— Begin SUPPLIED INFORMATION —
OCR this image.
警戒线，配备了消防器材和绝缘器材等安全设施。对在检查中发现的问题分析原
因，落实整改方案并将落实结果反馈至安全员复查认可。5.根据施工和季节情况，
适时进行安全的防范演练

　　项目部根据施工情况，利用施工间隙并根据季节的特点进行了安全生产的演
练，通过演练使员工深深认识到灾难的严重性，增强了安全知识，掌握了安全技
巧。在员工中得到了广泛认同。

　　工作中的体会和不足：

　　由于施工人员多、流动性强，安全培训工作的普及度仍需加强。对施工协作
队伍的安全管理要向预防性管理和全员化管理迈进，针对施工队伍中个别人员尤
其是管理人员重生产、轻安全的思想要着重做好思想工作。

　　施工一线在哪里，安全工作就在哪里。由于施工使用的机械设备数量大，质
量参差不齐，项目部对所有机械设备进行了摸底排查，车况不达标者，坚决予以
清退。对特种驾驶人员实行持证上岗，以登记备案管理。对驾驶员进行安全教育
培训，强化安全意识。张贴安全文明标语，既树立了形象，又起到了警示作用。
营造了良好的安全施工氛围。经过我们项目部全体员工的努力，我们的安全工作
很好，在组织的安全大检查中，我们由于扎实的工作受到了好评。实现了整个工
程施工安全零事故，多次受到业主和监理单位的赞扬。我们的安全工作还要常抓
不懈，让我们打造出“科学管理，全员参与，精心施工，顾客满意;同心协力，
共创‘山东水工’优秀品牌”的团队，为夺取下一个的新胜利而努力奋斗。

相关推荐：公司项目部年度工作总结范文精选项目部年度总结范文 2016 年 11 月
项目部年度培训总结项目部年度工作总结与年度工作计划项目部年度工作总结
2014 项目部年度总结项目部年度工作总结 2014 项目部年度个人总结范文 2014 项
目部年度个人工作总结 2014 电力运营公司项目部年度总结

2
— End SUPPLIED INFORMATION —
- **WRITTEN PROBLEM**: Quote each line of the data above exactly as written.

- **RESULT OF THE TASK**:
OCR this image.
警戒线，配备了消防器材和绝缘器材等安全设施。对在检查中发现的问题分析原
因，落实整改方案并将落实结果反馈至安全员复查认可。5.根据施工和季节情况，
适时进行安全的防范演练

　　项目部根据施工情况，利用施工间隙并根据季节的特点进行了安全生产的演
练，通过演练使员工深深认识到灾难的严重性，增强了安全知识，掌握了安全技
巧。在员工中得到了广泛认同。

　　工作中的体会和不足：

　　由于施工人员多、流动性强，安全培训工作的普及度仍需加强。对施工协作
队伍的安全管理要向预防性管理和全员化管理迈进，针对施工队伍中个别人员尤
其是管理人员重生产、轻安全的思想要着重做好思想工作。

　　施工一线在哪里，安全工作就在哪里。由于施工使用的机械设备数量大，质
量参差不齐，项目部对所有机械设备进行了摸底排查，车况不达标者，坚决予以
清退。对特种驾驶人员实行持证上岗，以登记备案管理。对驾驶员进行安全教育
培训，强化安全意识。张贴安全文明标语，既树立了形象，又起到了警示作用。
营造了良好的安全施工氛围。经过我们项目部全体员工的努力，我们的安全工作
很好，在组织的安全大检查中，我们由于扎实的工作受到了好评。实现了整个工
程施工安全零事故，多次受到业主和监理单位的赞扬。我们的安全工作还要常抓
不懈，让我们打造出“科学管理，全员参与，精心施工，顾客满意;同心协力，
共创‘山东水工’优秀品牌”的团队，为夺取下一个的新胜利而努力奋斗。

相关推荐：公司项目部年度工作总结范文精选项目部年度总结范文 2016 年 11 月
项目部年度培训总结项目部年度工作总结与年度工作计划项目部年度工作总结
2014 项目部年度总结项目部年度工作总结 2014 项目部年度个人总结范文 2014 项
目部年度个人工作总结 2014 电力运营公司项目部年度总结

2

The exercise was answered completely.